** START Supplied information **
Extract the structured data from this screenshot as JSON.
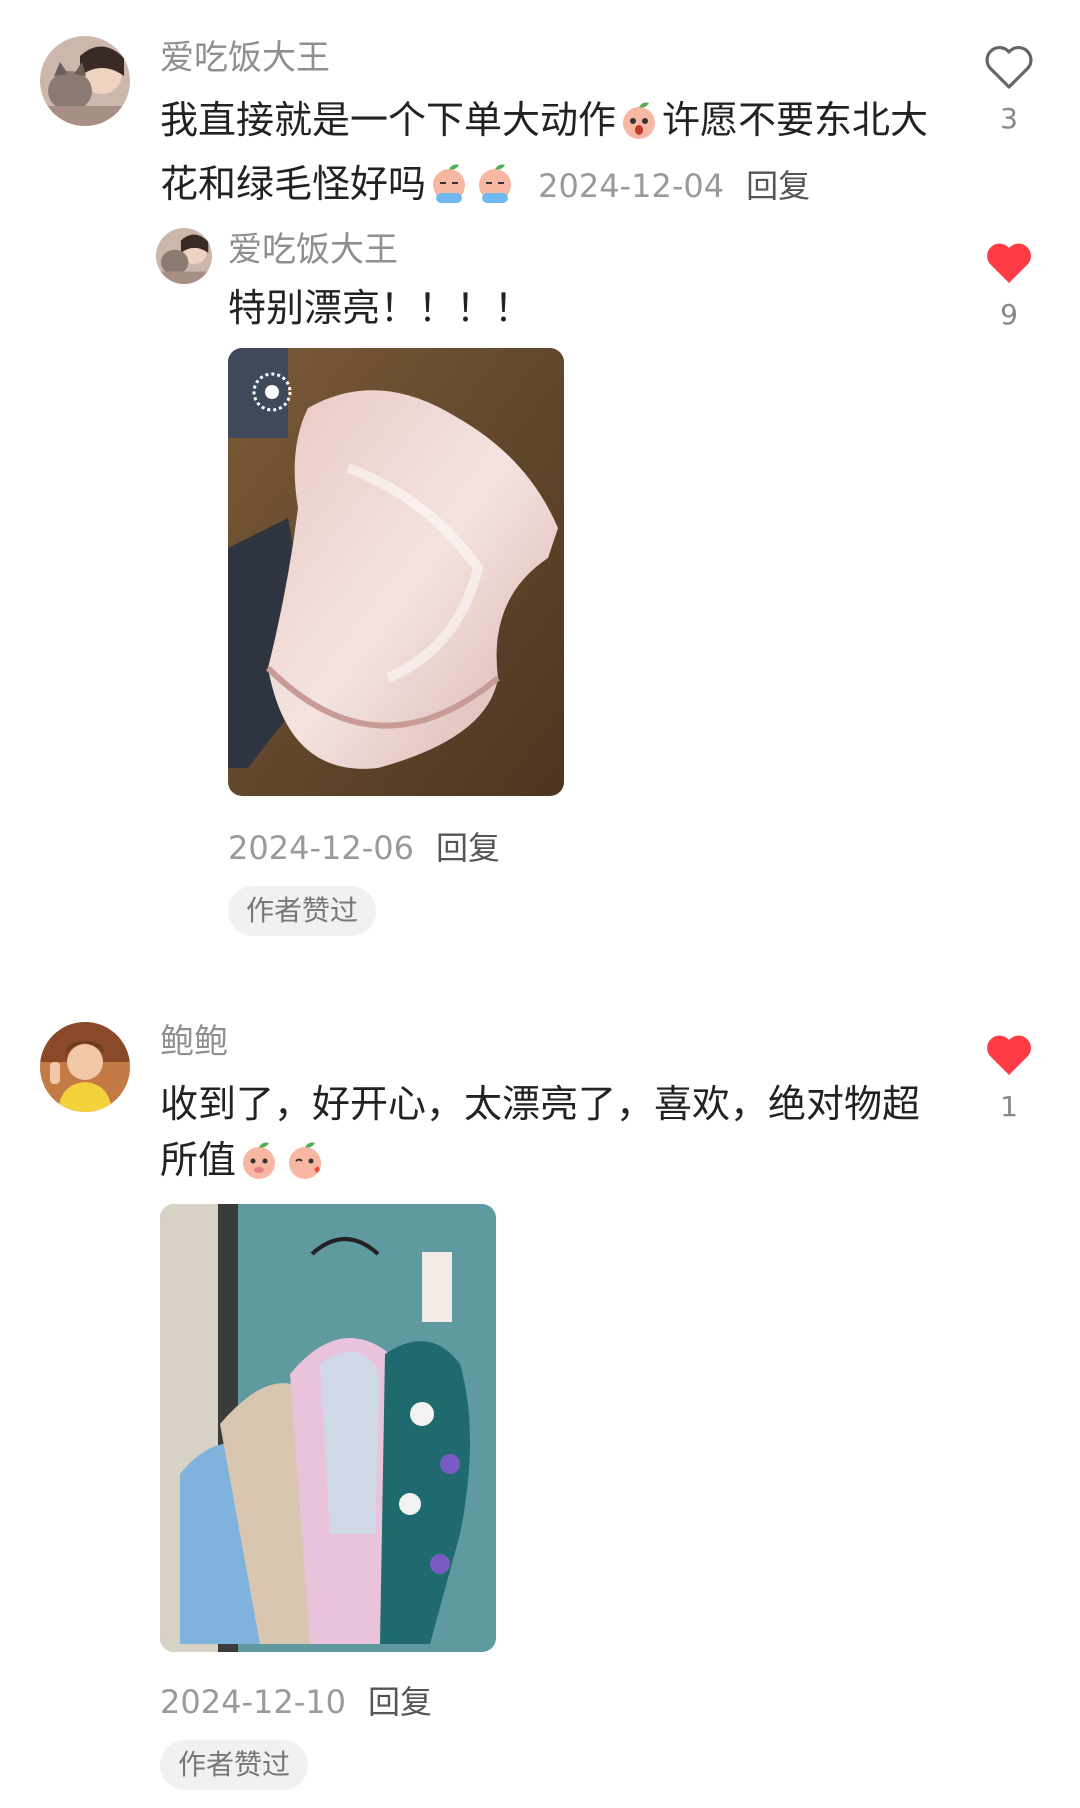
{
  "comments": [
    {
      "username": "爱吃饭大王",
      "text_before": "我直接就是一个下单大动作",
      "text_middle": "许愿不要东北大花和绿毛怪好吗",
      "date": "2024-12-04",
      "reply_label": "回复",
      "likes": "3",
      "liked": false,
      "replies": [
        {
          "username": "爱吃饭大王",
          "text": "特别漂亮！！！！",
          "date": "2024-12-06",
          "reply_label": "回复",
          "likes": "9",
          "liked": true,
          "author_badge": "作者赞过"
        }
      ]
    },
    {
      "username": "鲍鲍",
      "text_before": "收到了，好开心，太漂亮了，喜欢，绝对物超所值",
      "date": "2024-12-10",
      "reply_label": "回复",
      "likes": "1",
      "liked": true,
      "author_badge": "作者赞过"
    }
  ],
  "colors": {
    "like_red": "#ff3b46",
    "text": "#222222",
    "meta": "#9a9a9a"
  }
}
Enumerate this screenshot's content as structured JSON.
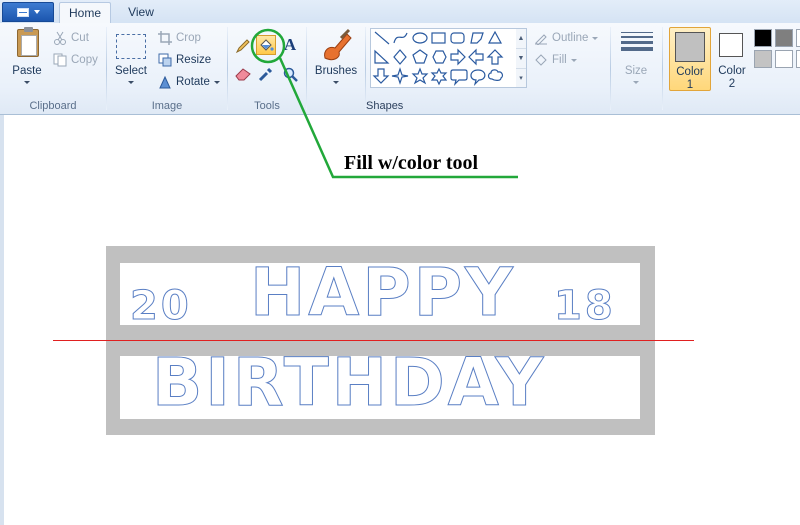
{
  "tabs": {
    "home": "Home",
    "view": "View"
  },
  "clipboard": {
    "group_label": "Clipboard",
    "paste": "Paste",
    "cut": "Cut",
    "copy": "Copy"
  },
  "image": {
    "group_label": "Image",
    "select": "Select",
    "crop": "Crop",
    "resize": "Resize",
    "rotate": "Rotate"
  },
  "tools": {
    "group_label": "Tools",
    "brushes": "Brushes"
  },
  "shapes": {
    "group_label": "Shapes",
    "outline": "Outline",
    "fill": "Fill"
  },
  "size": {
    "label": "Size"
  },
  "colors": {
    "color1_label": "Color",
    "color1_num": "1",
    "color2_label": "Color",
    "color2_num": "2",
    "color1_value": "#c0c0c0",
    "color2_value": "#ffffff",
    "palette": [
      "#000000",
      "#7f7f7f",
      "#ffffff",
      "#c3c3c3",
      "#ffffff",
      "#ffffff"
    ]
  },
  "canvas": {
    "annotation": "Fill w/color tool",
    "line1": {
      "left_number": "20",
      "word": "HAPPY",
      "right_number": "18"
    },
    "line2": {
      "word": "BIRTHDAY"
    },
    "banner_color": "#c0c0c0",
    "guide_line_color": "#e02020",
    "highlight_color": "#22a83a"
  }
}
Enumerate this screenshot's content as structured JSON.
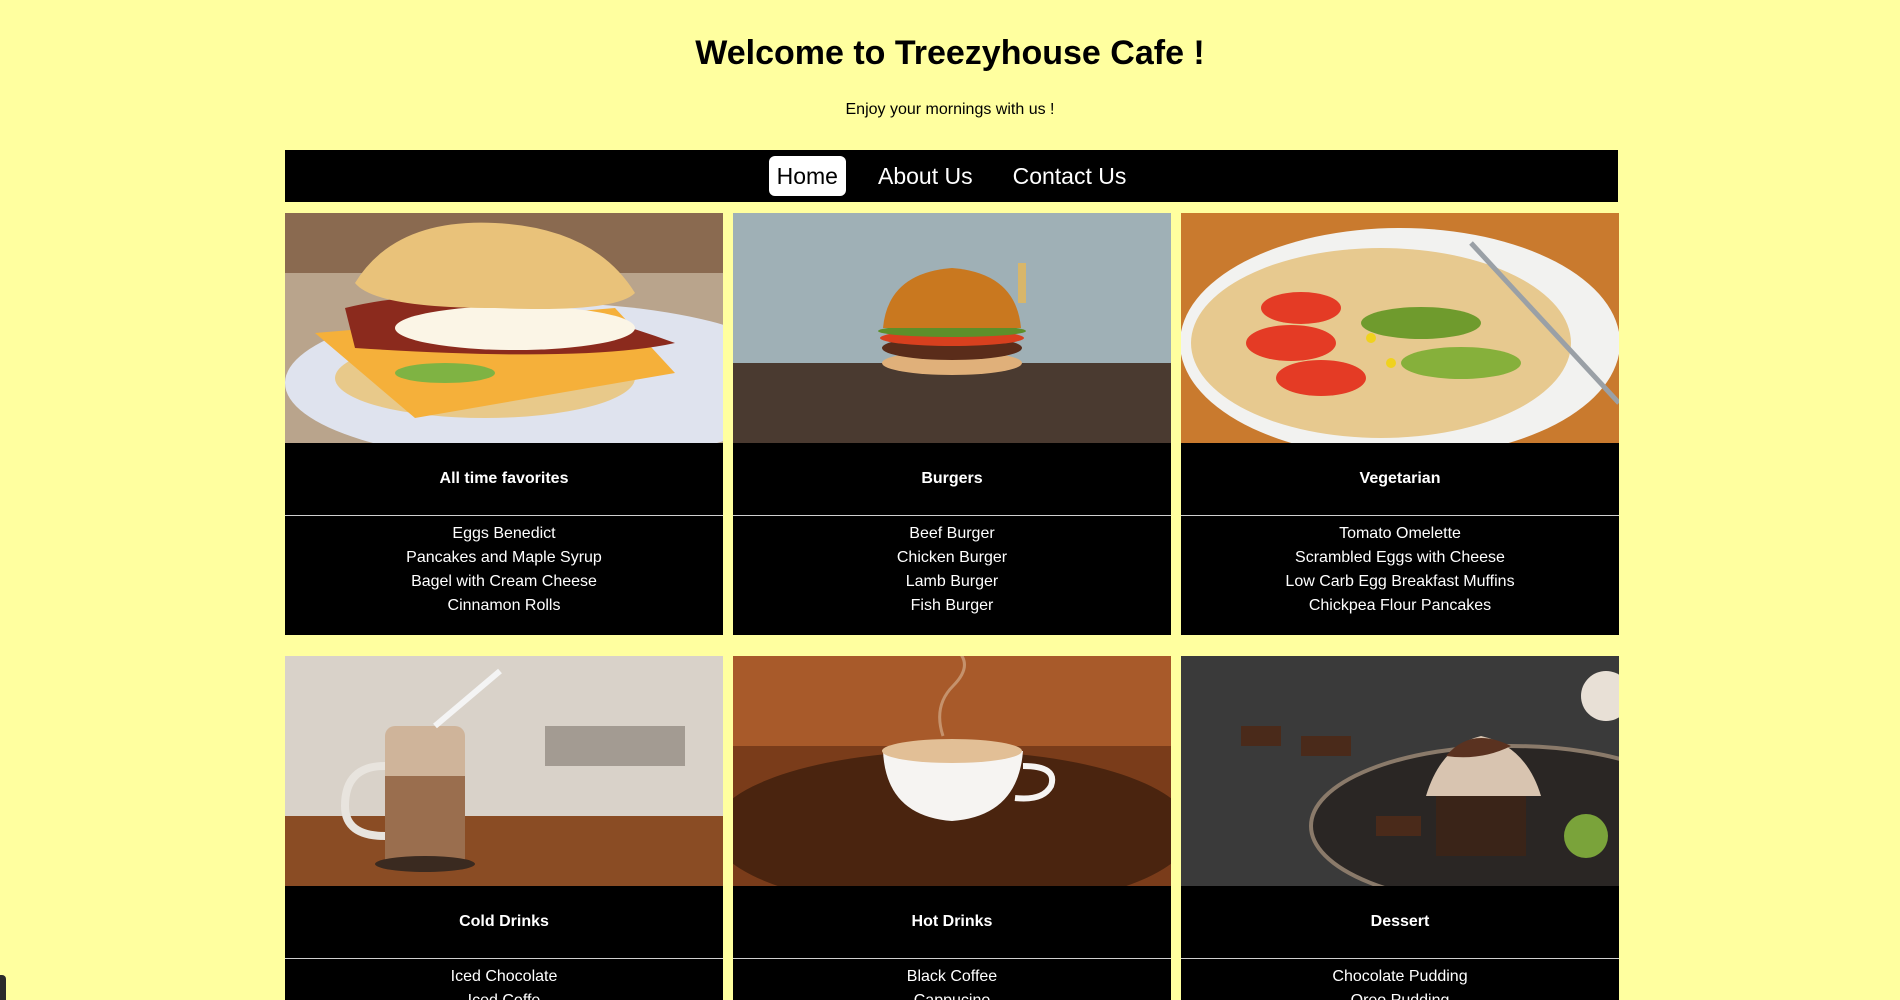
{
  "header": {
    "title": "Welcome to Treezyhouse Cafe !",
    "subtitle": "Enjoy your mornings with us !"
  },
  "nav": {
    "items": [
      {
        "label": "Home",
        "active": true
      },
      {
        "label": "About Us",
        "active": false
      },
      {
        "label": "Contact Us",
        "active": false
      }
    ]
  },
  "menu": {
    "cards": [
      {
        "title": "All time favorites",
        "image": "breakfast-sandwich-photo",
        "items": [
          "Eggs Benedict",
          "Pancakes and Maple Syrup",
          "Bagel with Cream Cheese",
          "Cinnamon Rolls"
        ]
      },
      {
        "title": "Burgers",
        "image": "burger-photo",
        "items": [
          "Beef Burger",
          "Chicken Burger",
          "Lamb Burger",
          "Fish Burger"
        ]
      },
      {
        "title": "Vegetarian",
        "image": "vegetable-flatbread-photo",
        "items": [
          "Tomato Omelette",
          "Scrambled Eggs with Cheese",
          "Low Carb Egg Breakfast Muffins",
          "Chickpea Flour Pancakes"
        ]
      },
      {
        "title": "Cold Drinks",
        "image": "iced-drink-jar-photo",
        "items": [
          "Iced Chocolate",
          "Iced Coffe"
        ]
      },
      {
        "title": "Hot Drinks",
        "image": "coffee-cup-beans-photo",
        "items": [
          "Black Coffee",
          "Cappucino"
        ]
      },
      {
        "title": "Dessert",
        "image": "chocolate-cupcake-photo",
        "items": [
          "Chocolate Pudding",
          "Oreo Pudding"
        ]
      }
    ]
  },
  "colors": {
    "page_background": "#ffff9f",
    "nav_background": "#000000",
    "card_background": "#000000",
    "active_nav_background": "#ffffff"
  }
}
** END Supplied information **
_Exercise_: Restate the records word for word, omitting images.

_Answer to the problem_:
Extract the structured data from this screenshot as JSON.
{
  "comments": [
    {
      "username": "爱吃饭大王",
      "text_before": "我直接就是一个下单大动作",
      "text_middle": "许愿不要东北大花和绿毛怪好吗",
      "date": "2024-12-04",
      "reply_label": "回复",
      "likes": "3",
      "liked": false,
      "replies": [
        {
          "username": "爱吃饭大王",
          "text": "特别漂亮！！！！",
          "date": "2024-12-06",
          "reply_label": "回复",
          "likes": "9",
          "liked": true,
          "author_badge": "作者赞过"
        }
      ]
    },
    {
      "username": "鲍鲍",
      "text_before": "收到了，好开心，太漂亮了，喜欢，绝对物超所值",
      "date": "2024-12-10",
      "reply_label": "回复",
      "likes": "1",
      "liked": true,
      "author_badge": "作者赞过"
    }
  ],
  "colors": {
    "like_red": "#ff3b46",
    "text": "#222222",
    "meta": "#9a9a9a"
  }
}
Enumerate this screenshot's content as structured JSON.
{
  "tabs": {
    "home": "Home",
    "view": "View"
  },
  "clipboard": {
    "group_label": "Clipboard",
    "paste": "Paste",
    "cut": "Cut",
    "copy": "Copy"
  },
  "image": {
    "group_label": "Image",
    "select": "Select",
    "crop": "Crop",
    "resize": "Resize",
    "rotate": "Rotate"
  },
  "tools": {
    "group_label": "Tools",
    "brushes": "Brushes"
  },
  "shapes": {
    "group_label": "Shapes",
    "outline": "Outline",
    "fill": "Fill"
  },
  "size": {
    "label": "Size"
  },
  "colors": {
    "color1_label": "Color",
    "color1_num": "1",
    "color2_label": "Color",
    "color2_num": "2",
    "color1_value": "#c0c0c0",
    "color2_value": "#ffffff",
    "palette": [
      "#000000",
      "#7f7f7f",
      "#ffffff",
      "#c3c3c3",
      "#ffffff",
      "#ffffff"
    ]
  },
  "canvas": {
    "annotation": "Fill w/color tool",
    "line1": {
      "left_number": "20",
      "word": "HAPPY",
      "right_number": "18"
    },
    "line2": {
      "word": "BIRTHDAY"
    },
    "banner_color": "#c0c0c0",
    "guide_line_color": "#e02020",
    "highlight_color": "#22a83a"
  }
}
Enumerate this screenshot's content as structured JSON.
{
  "header": {
    "title": "Welcome to Treezyhouse Cafe !",
    "subtitle": "Enjoy your mornings with us !"
  },
  "nav": {
    "items": [
      {
        "label": "Home",
        "active": true
      },
      {
        "label": "About Us",
        "active": false
      },
      {
        "label": "Contact Us",
        "active": false
      }
    ]
  },
  "menu": {
    "cards": [
      {
        "title": "All time favorites",
        "image": "breakfast-sandwich-photo",
        "items": [
          "Eggs Benedict",
          "Pancakes and Maple Syrup",
          "Bagel with Cream Cheese",
          "Cinnamon Rolls"
        ]
      },
      {
        "title": "Burgers",
        "image": "burger-photo",
        "items": [
          "Beef Burger",
          "Chicken Burger",
          "Lamb Burger",
          "Fish Burger"
        ]
      },
      {
        "title": "Vegetarian",
        "image": "vegetable-flatbread-photo",
        "items": [
          "Tomato Omelette",
          "Scrambled Eggs with Cheese",
          "Low Carb Egg Breakfast Muffins",
          "Chickpea Flour Pancakes"
        ]
      },
      {
        "title": "Cold Drinks",
        "image": "iced-drink-jar-photo",
        "items": [
          "Iced Chocolate",
          "Iced Coffe"
        ]
      },
      {
        "title": "Hot Drinks",
        "image": "coffee-cup-beans-photo",
        "items": [
          "Black Coffee",
          "Cappucino"
        ]
      },
      {
        "title": "Dessert",
        "image": "chocolate-cupcake-photo",
        "items": [
          "Chocolate Pudding",
          "Oreo Pudding"
        ]
      }
    ]
  },
  "colors": {
    "page_background": "#ffff9f",
    "nav_background": "#000000",
    "card_background": "#000000",
    "active_nav_background": "#ffffff"
  }
}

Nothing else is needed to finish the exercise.